• **WRITTEN REQUEST**: Reproduce every one of the items below, line for line, without changing a single character.

Element boundary records:
* * * *

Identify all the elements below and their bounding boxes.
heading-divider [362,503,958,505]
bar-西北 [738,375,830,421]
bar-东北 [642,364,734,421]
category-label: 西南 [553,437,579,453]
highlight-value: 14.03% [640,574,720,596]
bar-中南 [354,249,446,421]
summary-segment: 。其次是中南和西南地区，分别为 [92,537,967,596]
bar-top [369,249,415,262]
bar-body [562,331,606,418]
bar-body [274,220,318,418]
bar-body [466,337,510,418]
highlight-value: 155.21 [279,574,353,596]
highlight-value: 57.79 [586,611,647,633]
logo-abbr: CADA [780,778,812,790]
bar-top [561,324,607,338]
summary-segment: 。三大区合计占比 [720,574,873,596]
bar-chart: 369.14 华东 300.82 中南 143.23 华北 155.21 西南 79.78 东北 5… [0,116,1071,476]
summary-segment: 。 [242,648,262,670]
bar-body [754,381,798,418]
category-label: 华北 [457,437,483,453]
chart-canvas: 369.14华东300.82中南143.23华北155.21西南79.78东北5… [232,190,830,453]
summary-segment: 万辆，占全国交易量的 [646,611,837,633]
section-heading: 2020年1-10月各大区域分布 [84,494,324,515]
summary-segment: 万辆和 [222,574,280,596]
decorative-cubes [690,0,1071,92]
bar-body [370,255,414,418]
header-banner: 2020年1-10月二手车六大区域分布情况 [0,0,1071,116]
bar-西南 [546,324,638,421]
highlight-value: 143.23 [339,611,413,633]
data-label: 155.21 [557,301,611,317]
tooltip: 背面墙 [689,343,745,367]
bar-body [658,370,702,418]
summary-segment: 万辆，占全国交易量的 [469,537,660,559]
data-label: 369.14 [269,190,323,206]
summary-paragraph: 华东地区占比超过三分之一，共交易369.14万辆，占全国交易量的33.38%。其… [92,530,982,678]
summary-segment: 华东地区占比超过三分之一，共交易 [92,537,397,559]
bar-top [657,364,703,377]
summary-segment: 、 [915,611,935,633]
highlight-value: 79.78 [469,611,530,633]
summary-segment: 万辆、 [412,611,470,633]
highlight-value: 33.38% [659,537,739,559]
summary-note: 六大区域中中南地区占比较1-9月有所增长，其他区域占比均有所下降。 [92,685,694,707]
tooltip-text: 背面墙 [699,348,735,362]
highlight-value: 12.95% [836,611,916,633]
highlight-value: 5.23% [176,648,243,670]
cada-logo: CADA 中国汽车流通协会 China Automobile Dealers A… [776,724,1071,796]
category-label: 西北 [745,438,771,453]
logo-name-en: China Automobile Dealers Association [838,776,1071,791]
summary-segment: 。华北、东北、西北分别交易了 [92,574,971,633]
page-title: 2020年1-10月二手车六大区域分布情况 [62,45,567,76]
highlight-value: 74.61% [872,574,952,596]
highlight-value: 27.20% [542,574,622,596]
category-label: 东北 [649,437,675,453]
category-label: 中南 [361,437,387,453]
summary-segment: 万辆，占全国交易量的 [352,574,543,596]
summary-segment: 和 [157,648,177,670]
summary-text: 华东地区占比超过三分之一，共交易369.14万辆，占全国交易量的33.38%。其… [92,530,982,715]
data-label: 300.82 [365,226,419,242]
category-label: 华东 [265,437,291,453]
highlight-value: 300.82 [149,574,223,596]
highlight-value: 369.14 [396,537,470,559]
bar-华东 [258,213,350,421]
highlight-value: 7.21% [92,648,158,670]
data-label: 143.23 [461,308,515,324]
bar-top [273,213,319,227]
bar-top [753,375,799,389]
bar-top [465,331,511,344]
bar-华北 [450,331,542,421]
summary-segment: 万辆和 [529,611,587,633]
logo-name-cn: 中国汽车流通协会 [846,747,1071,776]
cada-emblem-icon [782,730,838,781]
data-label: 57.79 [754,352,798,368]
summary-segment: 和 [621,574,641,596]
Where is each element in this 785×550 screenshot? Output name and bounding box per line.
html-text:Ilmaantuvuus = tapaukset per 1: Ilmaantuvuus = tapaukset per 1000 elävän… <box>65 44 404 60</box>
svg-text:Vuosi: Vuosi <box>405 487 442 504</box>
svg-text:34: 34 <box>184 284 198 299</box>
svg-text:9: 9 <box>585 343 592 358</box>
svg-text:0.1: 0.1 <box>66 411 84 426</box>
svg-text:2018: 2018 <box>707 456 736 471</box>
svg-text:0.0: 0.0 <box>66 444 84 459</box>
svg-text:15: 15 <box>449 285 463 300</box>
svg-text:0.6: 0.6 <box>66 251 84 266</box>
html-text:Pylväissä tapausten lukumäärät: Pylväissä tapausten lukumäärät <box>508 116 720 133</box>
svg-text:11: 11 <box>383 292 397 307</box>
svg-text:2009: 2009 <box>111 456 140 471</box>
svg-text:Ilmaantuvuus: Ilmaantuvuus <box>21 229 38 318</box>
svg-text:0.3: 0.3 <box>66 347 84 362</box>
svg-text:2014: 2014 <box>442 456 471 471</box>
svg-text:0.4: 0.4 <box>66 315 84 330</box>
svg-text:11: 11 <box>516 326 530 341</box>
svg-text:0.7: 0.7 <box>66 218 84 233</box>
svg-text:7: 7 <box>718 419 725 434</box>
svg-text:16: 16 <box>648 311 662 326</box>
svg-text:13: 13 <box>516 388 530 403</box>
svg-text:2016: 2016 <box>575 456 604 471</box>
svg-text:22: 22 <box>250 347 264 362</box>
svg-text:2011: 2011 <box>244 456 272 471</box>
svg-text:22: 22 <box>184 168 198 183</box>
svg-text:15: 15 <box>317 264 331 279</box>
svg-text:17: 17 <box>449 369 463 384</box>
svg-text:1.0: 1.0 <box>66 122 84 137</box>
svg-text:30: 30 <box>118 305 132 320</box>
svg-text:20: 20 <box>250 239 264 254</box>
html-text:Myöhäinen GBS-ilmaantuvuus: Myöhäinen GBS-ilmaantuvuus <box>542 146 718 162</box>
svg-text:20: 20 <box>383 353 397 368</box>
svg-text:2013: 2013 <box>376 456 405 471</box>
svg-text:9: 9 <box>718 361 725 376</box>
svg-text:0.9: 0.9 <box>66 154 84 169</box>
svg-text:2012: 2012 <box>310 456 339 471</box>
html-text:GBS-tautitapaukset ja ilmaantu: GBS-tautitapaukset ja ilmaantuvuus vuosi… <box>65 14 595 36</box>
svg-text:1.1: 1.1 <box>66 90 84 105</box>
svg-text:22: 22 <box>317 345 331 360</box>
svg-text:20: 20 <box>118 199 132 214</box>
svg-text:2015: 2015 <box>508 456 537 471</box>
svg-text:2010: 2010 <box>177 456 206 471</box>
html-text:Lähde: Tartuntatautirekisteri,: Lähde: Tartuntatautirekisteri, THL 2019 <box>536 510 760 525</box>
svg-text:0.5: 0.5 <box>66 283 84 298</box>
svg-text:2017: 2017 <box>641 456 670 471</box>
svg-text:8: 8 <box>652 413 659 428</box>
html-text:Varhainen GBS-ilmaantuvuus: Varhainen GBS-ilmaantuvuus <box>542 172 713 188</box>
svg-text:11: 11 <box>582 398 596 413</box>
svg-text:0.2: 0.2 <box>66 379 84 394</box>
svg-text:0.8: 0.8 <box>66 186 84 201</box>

* * * *

• **ANSWER TO THIS EXERCISE**:
Identify all the elements below and their bounding boxes.
heading-divider [362,503,958,505]
bar-西北 [738,375,830,421]
bar-东北 [642,364,734,421]
category-label: 西南 [553,437,579,453]
highlight-value: 14.03% [640,574,720,596]
bar-中南 [354,249,446,421]
summary-segment: 。其次是中南和西南地区，分别为 [92,537,967,596]
bar-top [369,249,415,262]
bar-body [562,331,606,418]
bar-body [274,220,318,418]
bar-body [466,337,510,418]
highlight-value: 155.21 [279,574,353,596]
highlight-value: 57.79 [586,611,647,633]
logo-abbr: CADA [780,778,812,790]
bar-top [561,324,607,338]
summary-segment: 。三大区合计占比 [720,574,873,596]
bar-chart: 369.14 华东 300.82 中南 143.23 华北 155.21 西南 79.78 东北 5… [0,116,1071,476]
summary-segment: 。 [242,648,262,670]
bar-body [754,381,798,418]
category-label: 华北 [457,437,483,453]
chart-canvas: 369.14华东300.82中南143.23华北155.21西南79.78东北5… [232,190,830,453]
summary-segment: 万辆，占全国交易量的 [646,611,837,633]
section-heading: 2020年1-10月各大区域分布 [84,494,324,515]
summary-segment: 万辆和 [222,574,280,596]
decorative-cubes [690,0,1071,92]
bar-body [370,255,414,418]
header-banner: 2020年1-10月二手车六大区域分布情况 [0,0,1071,116]
bar-西南 [546,324,638,421]
highlight-value: 143.23 [339,611,413,633]
data-label: 155.21 [557,301,611,317]
tooltip: 背面墙 [689,343,745,367]
bar-body [658,370,702,418]
summary-segment: 万辆，占全国交易量的 [469,537,660,559]
data-label: 369.14 [269,190,323,206]
summary-paragraph: 华东地区占比超过三分之一，共交易369.14万辆，占全国交易量的33.38%。其… [92,530,982,678]
summary-segment: 华东地区占比超过三分之一，共交易 [92,537,397,559]
bar-top [657,364,703,377]
summary-segment: 、 [915,611,935,633]
highlight-value: 79.78 [469,611,530,633]
summary-segment: 万辆、 [412,611,470,633]
highlight-value: 33.38% [659,537,739,559]
summary-note: 六大区域中中南地区占比较1-9月有所增长，其他区域占比均有所下降。 [92,685,694,707]
tooltip-text: 背面墙 [699,348,735,362]
highlight-value: 12.95% [836,611,916,633]
highlight-value: 5.23% [176,648,243,670]
cada-logo: CADA 中国汽车流通协会 China Automobile Dealers A… [776,724,1071,796]
category-label: 西北 [745,438,771,453]
logo-name-en: China Automobile Dealers Association [838,776,1071,791]
summary-segment: 。华北、东北、西北分别交易了 [92,574,971,633]
page-title: 2020年1-10月二手车六大区域分布情况 [62,45,567,76]
highlight-value: 74.61% [872,574,952,596]
highlight-value: 27.20% [542,574,622,596]
category-label: 东北 [649,437,675,453]
category-label: 中南 [361,437,387,453]
summary-segment: 万辆，占全国交易量的 [352,574,543,596]
summary-segment: 和 [157,648,177,670]
summary-text: 华东地区占比超过三分之一，共交易369.14万辆，占全国交易量的33.38%。其… [92,530,982,715]
data-label: 300.82 [365,226,419,242]
category-label: 华东 [265,437,291,453]
highlight-value: 300.82 [149,574,223,596]
highlight-value: 369.14 [396,537,470,559]
bar-华东 [258,213,350,421]
highlight-value: 7.21% [92,648,158,670]
data-label: 143.23 [461,308,515,324]
bar-top [273,213,319,227]
bar-top [753,375,799,389]
bar-top [465,331,511,344]
bar-华北 [450,331,542,421]
summary-segment: 万辆和 [529,611,587,633]
logo-name-cn: 中国汽车流通协会 [846,747,1071,776]
cada-emblem-icon [782,730,838,781]
data-label: 57.79 [754,352,798,368]
summary-segment: 和 [621,574,641,596]
Where is each element in this 785×550 screenshot? Output name and bounding box per line.
html-text:Ilmaantuvuus = tapaukset per 1: Ilmaantuvuus = tapaukset per 1000 elävän… <box>65 44 404 60</box>
svg-text:Vuosi: Vuosi <box>405 487 442 504</box>
svg-text:34: 34 <box>184 284 198 299</box>
svg-text:9: 9 <box>585 343 592 358</box>
svg-text:0.1: 0.1 <box>66 411 84 426</box>
svg-text:2018: 2018 <box>707 456 736 471</box>
svg-text:0.0: 0.0 <box>66 444 84 459</box>
svg-text:15: 15 <box>449 285 463 300</box>
svg-text:0.6: 0.6 <box>66 251 84 266</box>
html-text:Pylväissä tapausten lukumäärät: Pylväissä tapausten lukumäärät <box>508 116 720 133</box>
svg-text:11: 11 <box>383 292 397 307</box>
svg-text:2009: 2009 <box>111 456 140 471</box>
svg-text:Ilmaantuvuus: Ilmaantuvuus <box>21 229 38 318</box>
svg-text:0.3: 0.3 <box>66 347 84 362</box>
svg-text:2014: 2014 <box>442 456 471 471</box>
svg-text:0.4: 0.4 <box>66 315 84 330</box>
svg-text:11: 11 <box>516 326 530 341</box>
svg-text:0.7: 0.7 <box>66 218 84 233</box>
svg-text:7: 7 <box>718 419 725 434</box>
svg-text:16: 16 <box>648 311 662 326</box>
svg-text:13: 13 <box>516 388 530 403</box>
svg-text:2016: 2016 <box>575 456 604 471</box>
svg-text:22: 22 <box>250 347 264 362</box>
svg-text:2011: 2011 <box>244 456 272 471</box>
svg-text:22: 22 <box>184 168 198 183</box>
svg-text:15: 15 <box>317 264 331 279</box>
svg-text:17: 17 <box>449 369 463 384</box>
svg-text:1.0: 1.0 <box>66 122 84 137</box>
svg-text:30: 30 <box>118 305 132 320</box>
svg-text:20: 20 <box>250 239 264 254</box>
html-text:Myöhäinen GBS-ilmaantuvuus: Myöhäinen GBS-ilmaantuvuus <box>542 146 718 162</box>
svg-text:20: 20 <box>383 353 397 368</box>
svg-text:2013: 2013 <box>376 456 405 471</box>
svg-text:9: 9 <box>718 361 725 376</box>
svg-text:0.9: 0.9 <box>66 154 84 169</box>
svg-text:2012: 2012 <box>310 456 339 471</box>
html-text:GBS-tautitapaukset ja ilmaantu: GBS-tautitapaukset ja ilmaantuvuus vuosi… <box>65 14 595 36</box>
svg-text:1.1: 1.1 <box>66 90 84 105</box>
svg-text:22: 22 <box>317 345 331 360</box>
svg-text:20: 20 <box>118 199 132 214</box>
svg-text:2015: 2015 <box>508 456 537 471</box>
svg-text:2010: 2010 <box>177 456 206 471</box>
html-text:Lähde: Tartuntatautirekisteri,: Lähde: Tartuntatautirekisteri, THL 2019 <box>536 510 760 525</box>
svg-text:0.5: 0.5 <box>66 283 84 298</box>
svg-text:2017: 2017 <box>641 456 670 471</box>
svg-text:8: 8 <box>652 413 659 428</box>
html-text:Varhainen GBS-ilmaantuvuus: Varhainen GBS-ilmaantuvuus <box>542 172 713 188</box>
svg-text:11: 11 <box>582 398 596 413</box>
svg-text:0.2: 0.2 <box>66 379 84 394</box>
svg-text:0.8: 0.8 <box>66 186 84 201</box>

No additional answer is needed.